Write out every line below word for word, leaving out the pictures.

--

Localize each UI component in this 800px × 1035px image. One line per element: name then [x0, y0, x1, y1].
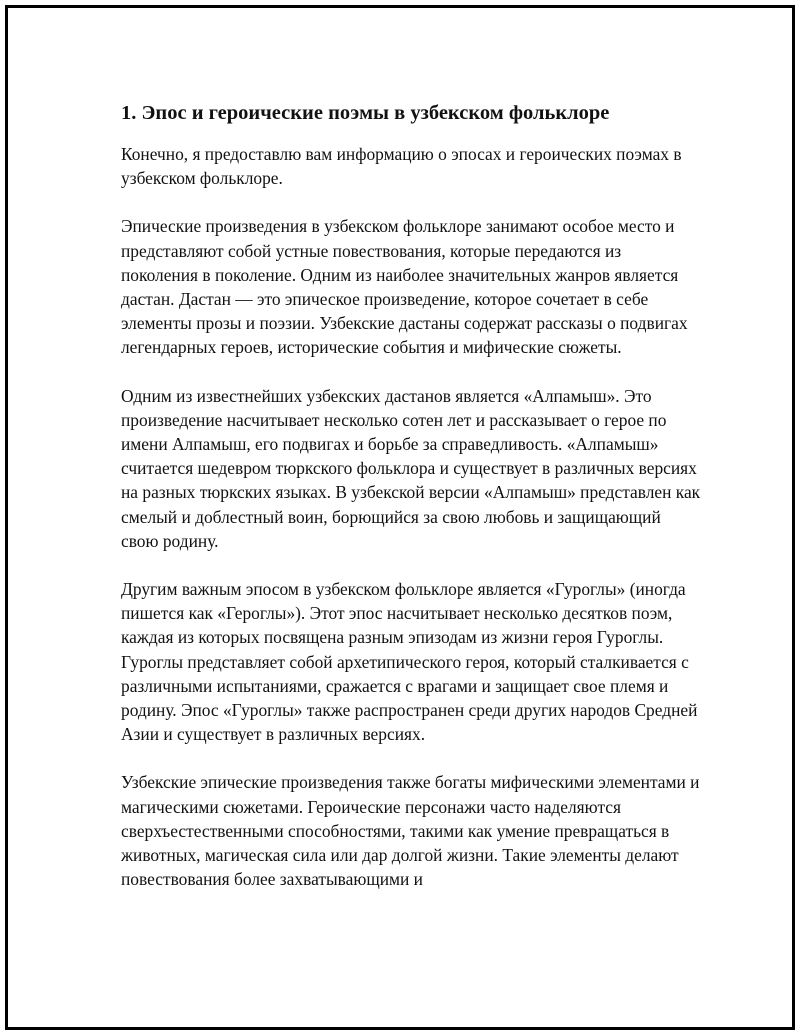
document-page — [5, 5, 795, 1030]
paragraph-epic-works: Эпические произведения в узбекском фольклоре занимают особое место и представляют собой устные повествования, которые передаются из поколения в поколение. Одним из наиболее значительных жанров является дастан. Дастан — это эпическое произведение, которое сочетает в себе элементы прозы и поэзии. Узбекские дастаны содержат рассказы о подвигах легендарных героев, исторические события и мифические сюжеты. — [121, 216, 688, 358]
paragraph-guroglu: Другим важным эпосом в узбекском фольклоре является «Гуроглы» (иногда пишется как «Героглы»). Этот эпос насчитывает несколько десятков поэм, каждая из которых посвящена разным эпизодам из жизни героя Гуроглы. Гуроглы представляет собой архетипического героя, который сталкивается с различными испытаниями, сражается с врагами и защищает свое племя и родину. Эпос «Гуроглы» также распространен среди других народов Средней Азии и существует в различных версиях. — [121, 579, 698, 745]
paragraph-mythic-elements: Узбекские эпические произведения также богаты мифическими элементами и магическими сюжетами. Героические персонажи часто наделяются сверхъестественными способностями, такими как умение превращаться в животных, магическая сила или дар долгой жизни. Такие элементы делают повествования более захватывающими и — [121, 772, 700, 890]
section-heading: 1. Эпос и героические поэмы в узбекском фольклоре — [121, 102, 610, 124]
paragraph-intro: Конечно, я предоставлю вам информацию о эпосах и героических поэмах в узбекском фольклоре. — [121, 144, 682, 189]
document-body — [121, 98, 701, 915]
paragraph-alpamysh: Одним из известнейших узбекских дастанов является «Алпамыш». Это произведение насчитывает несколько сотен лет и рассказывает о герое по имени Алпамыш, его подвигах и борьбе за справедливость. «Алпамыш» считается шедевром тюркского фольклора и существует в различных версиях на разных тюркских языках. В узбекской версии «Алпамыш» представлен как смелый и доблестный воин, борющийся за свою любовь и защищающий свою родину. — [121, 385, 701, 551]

--

**Answer to the problem:**
Localize each UI component in this 800px × 1035px image. One line per element: name then [x0, y0, x1, y1].
document-page — [5, 5, 795, 1030]
paragraph-epic-works: Эпические произведения в узбекском фольклоре занимают особое место и представляют собой устные повествования, которые передаются из поколения в поколение. Одним из наиболее значительных жанров является дастан. Дастан — это эпическое произведение, которое сочетает в себе элементы прозы и поэзии. Узбекские дастаны содержат рассказы о подвигах легендарных героев, исторические события и мифические сюжеты. — [121, 216, 688, 358]
paragraph-guroglu: Другим важным эпосом в узбекском фольклоре является «Гуроглы» (иногда пишется как «Героглы»). Этот эпос насчитывает несколько десятков поэм, каждая из которых посвящена разным эпизодам из жизни героя Гуроглы. Гуроглы представляет собой архетипического героя, который сталкивается с различными испытаниями, сражается с врагами и защищает свое племя и родину. Эпос «Гуроглы» также распространен среди других народов Средней Азии и существует в различных версиях. — [121, 579, 698, 745]
paragraph-mythic-elements: Узбекские эпические произведения также богаты мифическими элементами и магическими сюжетами. Героические персонажи часто наделяются сверхъестественными способностями, такими как умение превращаться в животных, магическая сила или дар долгой жизни. Такие элементы делают повествования более захватывающими и — [121, 772, 700, 890]
section-heading: 1. Эпос и героические поэмы в узбекском фольклоре — [121, 102, 610, 124]
paragraph-intro: Конечно, я предоставлю вам информацию о эпосах и героических поэмах в узбекском фольклоре. — [121, 144, 682, 189]
document-body — [121, 98, 701, 915]
paragraph-alpamysh: Одним из известнейших узбекских дастанов является «Алпамыш». Это произведение насчитывает несколько сотен лет и рассказывает о герое по имени Алпамыш, его подвигах и борьбе за справедливость. «Алпамыш» считается шедевром тюркского фольклора и существует в различных версиях на разных тюркских языках. В узбекской версии «Алпамыш» представлен как смелый и доблестный воин, борющийся за свою любовь и защищающий свою родину. — [121, 385, 701, 551]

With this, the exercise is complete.